Transcribe the records below exactly.

Dataset records
########

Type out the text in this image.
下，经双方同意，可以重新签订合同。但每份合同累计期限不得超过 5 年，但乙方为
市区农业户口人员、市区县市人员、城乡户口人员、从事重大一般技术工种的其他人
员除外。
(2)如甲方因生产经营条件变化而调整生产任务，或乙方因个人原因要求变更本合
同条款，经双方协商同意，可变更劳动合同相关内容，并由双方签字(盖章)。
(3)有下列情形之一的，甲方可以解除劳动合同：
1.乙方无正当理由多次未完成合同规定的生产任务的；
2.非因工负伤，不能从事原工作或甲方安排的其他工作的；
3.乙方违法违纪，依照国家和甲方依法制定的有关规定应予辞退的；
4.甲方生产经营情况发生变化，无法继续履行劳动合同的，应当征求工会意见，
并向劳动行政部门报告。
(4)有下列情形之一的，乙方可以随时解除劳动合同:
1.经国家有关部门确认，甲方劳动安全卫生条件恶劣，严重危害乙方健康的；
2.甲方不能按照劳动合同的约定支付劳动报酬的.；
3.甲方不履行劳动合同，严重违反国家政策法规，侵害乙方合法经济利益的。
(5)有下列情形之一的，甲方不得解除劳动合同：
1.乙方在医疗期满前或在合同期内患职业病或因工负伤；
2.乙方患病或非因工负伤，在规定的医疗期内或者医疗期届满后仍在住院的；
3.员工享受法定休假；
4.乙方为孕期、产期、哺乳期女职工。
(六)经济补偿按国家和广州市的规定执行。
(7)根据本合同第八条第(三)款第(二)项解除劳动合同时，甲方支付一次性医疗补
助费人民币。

########

- RESULT OF THIS EXERCISE -
Type out the text in this image.
下，经双方同意，可以重新签订合同。但每份合同累计期限不得超过 5 年，但乙方为
市区农业户口人员、市区县市人员、城乡户口人员、从事重大一般技术工种的其他人
员除外。
(2)如甲方因生产经营条件变化而调整生产任务，或乙方因个人原因要求变更本合
同条款，经双方协商同意，可变更劳动合同相关内容，并由双方签字(盖章)。
(3)有下列情形之一的，甲方可以解除劳动合同：
1.乙方无正当理由多次未完成合同规定的生产任务的；
2.非因工负伤，不能从事原工作或甲方安排的其他工作的；
3.乙方违法违纪，依照国家和甲方依法制定的有关规定应予辞退的；
4.甲方生产经营情况发生变化，无法继续履行劳动合同的，应当征求工会意见，
并向劳动行政部门报告。
(4)有下列情形之一的，乙方可以随时解除劳动合同:
1.经国家有关部门确认，甲方劳动安全卫生条件恶劣，严重危害乙方健康的；
2.甲方不能按照劳动合同的约定支付劳动报酬的.；
3.甲方不履行劳动合同，严重违反国家政策法规，侵害乙方合法经济利益的。
(5)有下列情形之一的，甲方不得解除劳动合同：
1.乙方在医疗期满前或在合同期内患职业病或因工负伤；
2.乙方患病或非因工负伤，在规定的医疗期内或者医疗期届满后仍在住院的；
3.员工享受法定休假；
4.乙方为孕期、产期、哺乳期女职工。
(六)经济补偿按国家和广州市的规定执行。
(7)根据本合同第八条第(三)款第(二)项解除劳动合同时，甲方支付一次性医疗补
助费人民币。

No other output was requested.